(Aim): Update these rows by replacing every "thumbnail" with "preview", and keep everything else the same.

Rows from a dataset:

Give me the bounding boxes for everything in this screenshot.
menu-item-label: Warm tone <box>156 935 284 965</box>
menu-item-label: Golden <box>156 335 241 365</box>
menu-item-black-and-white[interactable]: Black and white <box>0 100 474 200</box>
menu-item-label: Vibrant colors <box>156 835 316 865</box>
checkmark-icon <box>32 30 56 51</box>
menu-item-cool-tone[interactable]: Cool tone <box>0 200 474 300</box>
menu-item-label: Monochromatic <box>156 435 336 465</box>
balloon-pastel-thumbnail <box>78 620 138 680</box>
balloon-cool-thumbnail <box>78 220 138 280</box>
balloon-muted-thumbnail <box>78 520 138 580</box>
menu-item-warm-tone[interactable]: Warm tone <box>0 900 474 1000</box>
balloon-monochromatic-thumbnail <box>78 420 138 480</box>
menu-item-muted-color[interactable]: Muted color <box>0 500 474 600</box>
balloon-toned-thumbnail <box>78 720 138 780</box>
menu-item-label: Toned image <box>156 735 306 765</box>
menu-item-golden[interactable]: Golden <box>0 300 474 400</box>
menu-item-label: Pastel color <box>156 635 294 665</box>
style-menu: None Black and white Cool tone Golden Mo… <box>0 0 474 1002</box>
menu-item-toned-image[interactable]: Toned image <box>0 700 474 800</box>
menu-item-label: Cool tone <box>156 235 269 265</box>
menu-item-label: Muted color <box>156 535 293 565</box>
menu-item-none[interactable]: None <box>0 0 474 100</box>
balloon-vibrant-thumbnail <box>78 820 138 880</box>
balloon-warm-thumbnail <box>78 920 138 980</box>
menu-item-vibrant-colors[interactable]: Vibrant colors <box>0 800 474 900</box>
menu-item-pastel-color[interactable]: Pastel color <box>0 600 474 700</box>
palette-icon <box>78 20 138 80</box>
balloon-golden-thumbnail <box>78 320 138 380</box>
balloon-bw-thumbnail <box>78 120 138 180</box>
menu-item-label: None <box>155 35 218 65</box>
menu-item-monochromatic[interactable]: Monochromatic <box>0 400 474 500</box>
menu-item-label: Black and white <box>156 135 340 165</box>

(Finished task):
Give me the bounding boxes for everything in this screenshot.
menu-item-label: Warm tone <box>156 935 284 965</box>
menu-item-label: Golden <box>156 335 241 365</box>
menu-item-black-and-white[interactable]: Black and white <box>0 100 474 200</box>
menu-item-label: Vibrant colors <box>156 835 316 865</box>
checkmark-icon <box>32 30 56 51</box>
menu-item-cool-tone[interactable]: Cool tone <box>0 200 474 300</box>
menu-item-label: Monochromatic <box>156 435 336 465</box>
balloon-pastel-preview <box>78 620 138 680</box>
balloon-cool-preview <box>78 220 138 280</box>
balloon-muted-preview <box>78 520 138 580</box>
menu-item-warm-tone[interactable]: Warm tone <box>0 900 474 1000</box>
balloon-monochromatic-preview <box>78 420 138 480</box>
menu-item-muted-color[interactable]: Muted color <box>0 500 474 600</box>
balloon-toned-preview <box>78 720 138 780</box>
menu-item-label: Toned image <box>156 735 306 765</box>
menu-item-golden[interactable]: Golden <box>0 300 474 400</box>
menu-item-label: Pastel color <box>156 635 294 665</box>
style-menu: None Black and white Cool tone Golden Mo… <box>0 0 474 1002</box>
menu-item-toned-image[interactable]: Toned image <box>0 700 474 800</box>
menu-item-label: Cool tone <box>156 235 269 265</box>
menu-item-label: Muted color <box>156 535 293 565</box>
menu-item-none[interactable]: None <box>0 0 474 100</box>
balloon-vibrant-preview <box>78 820 138 880</box>
balloon-warm-preview <box>78 920 138 980</box>
menu-item-vibrant-colors[interactable]: Vibrant colors <box>0 800 474 900</box>
menu-item-pastel-color[interactable]: Pastel color <box>0 600 474 700</box>
palette-icon <box>78 20 138 80</box>
balloon-golden-preview <box>78 320 138 380</box>
balloon-bw-preview <box>78 120 138 180</box>
menu-item-label: None <box>155 35 218 65</box>
menu-item-monochromatic[interactable]: Monochromatic <box>0 400 474 500</box>
menu-item-label: Black and white <box>156 135 340 165</box>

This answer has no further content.